>> START Listed entries
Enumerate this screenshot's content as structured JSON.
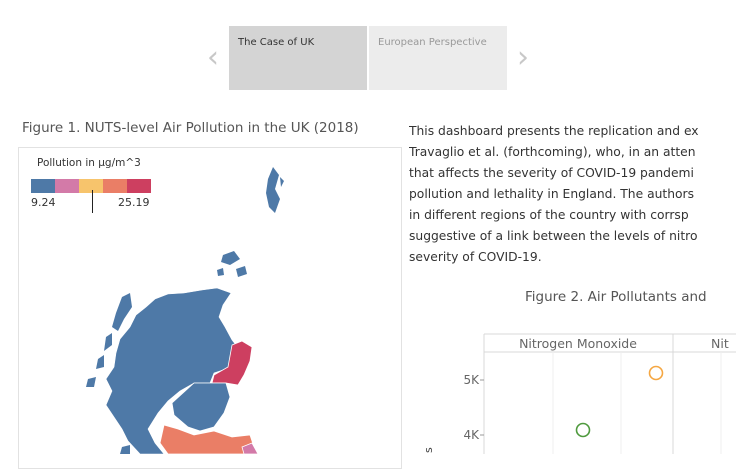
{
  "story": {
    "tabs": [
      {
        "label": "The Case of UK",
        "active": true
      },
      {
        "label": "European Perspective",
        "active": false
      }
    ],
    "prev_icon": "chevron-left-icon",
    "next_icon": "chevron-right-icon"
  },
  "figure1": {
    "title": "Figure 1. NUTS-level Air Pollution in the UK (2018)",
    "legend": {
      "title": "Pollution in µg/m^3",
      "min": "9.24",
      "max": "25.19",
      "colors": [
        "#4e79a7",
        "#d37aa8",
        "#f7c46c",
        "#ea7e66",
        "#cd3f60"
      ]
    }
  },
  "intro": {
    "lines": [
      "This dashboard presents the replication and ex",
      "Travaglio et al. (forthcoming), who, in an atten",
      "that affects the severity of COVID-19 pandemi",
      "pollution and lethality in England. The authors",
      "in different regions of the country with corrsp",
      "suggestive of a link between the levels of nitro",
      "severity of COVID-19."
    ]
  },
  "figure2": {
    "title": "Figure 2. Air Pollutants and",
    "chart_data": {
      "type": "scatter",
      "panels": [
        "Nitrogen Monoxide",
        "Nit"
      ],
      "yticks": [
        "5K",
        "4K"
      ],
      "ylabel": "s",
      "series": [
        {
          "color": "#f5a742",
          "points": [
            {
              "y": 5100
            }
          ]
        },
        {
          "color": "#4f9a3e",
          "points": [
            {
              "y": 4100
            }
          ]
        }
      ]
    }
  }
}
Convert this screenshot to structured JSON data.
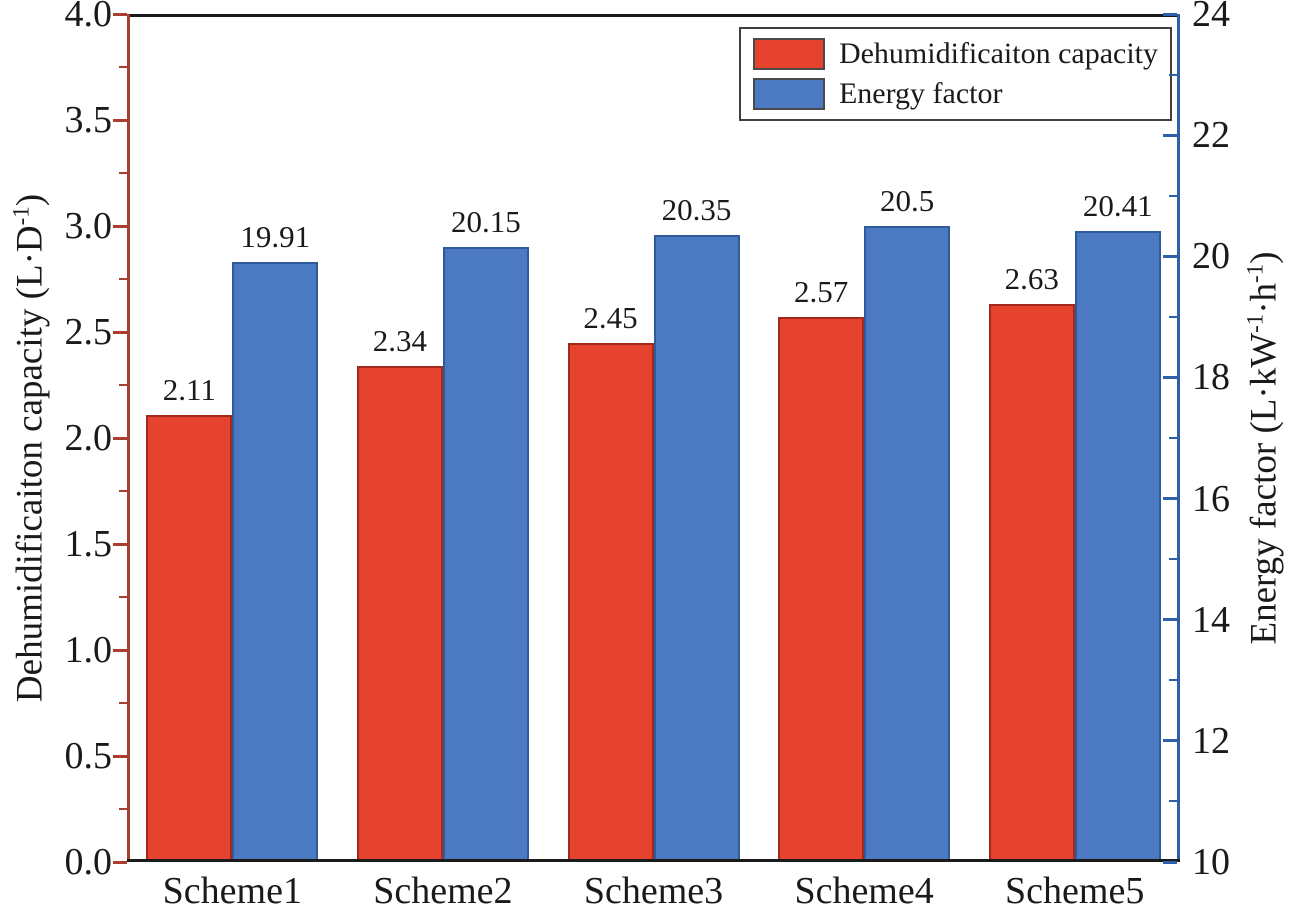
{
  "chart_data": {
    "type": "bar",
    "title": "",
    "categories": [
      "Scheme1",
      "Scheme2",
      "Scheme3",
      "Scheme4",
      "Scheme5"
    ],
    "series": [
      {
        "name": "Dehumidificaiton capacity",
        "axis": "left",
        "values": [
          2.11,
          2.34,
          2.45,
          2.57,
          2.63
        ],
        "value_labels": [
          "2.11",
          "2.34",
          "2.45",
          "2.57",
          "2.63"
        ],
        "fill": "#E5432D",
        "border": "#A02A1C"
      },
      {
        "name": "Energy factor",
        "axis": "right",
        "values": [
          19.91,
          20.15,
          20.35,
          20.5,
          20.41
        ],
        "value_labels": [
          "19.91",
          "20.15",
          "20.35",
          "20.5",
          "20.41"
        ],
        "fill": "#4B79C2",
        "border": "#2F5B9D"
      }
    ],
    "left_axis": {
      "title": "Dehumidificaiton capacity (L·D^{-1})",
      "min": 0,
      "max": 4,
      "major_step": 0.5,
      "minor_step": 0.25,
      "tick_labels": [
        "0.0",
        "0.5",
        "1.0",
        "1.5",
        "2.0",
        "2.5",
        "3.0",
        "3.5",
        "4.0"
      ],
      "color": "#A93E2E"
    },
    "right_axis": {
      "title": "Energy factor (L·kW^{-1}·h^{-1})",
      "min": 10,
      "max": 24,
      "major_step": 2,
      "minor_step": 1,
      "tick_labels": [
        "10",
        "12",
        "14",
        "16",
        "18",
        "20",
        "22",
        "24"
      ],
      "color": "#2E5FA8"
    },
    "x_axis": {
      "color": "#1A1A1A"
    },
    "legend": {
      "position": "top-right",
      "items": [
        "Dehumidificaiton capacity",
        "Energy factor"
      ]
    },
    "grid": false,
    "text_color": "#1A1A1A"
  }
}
>> END Listed entries
**Exercise description**
Count the lines in the records above that hold the word "name", and give only that number.

**Solution to this task**
2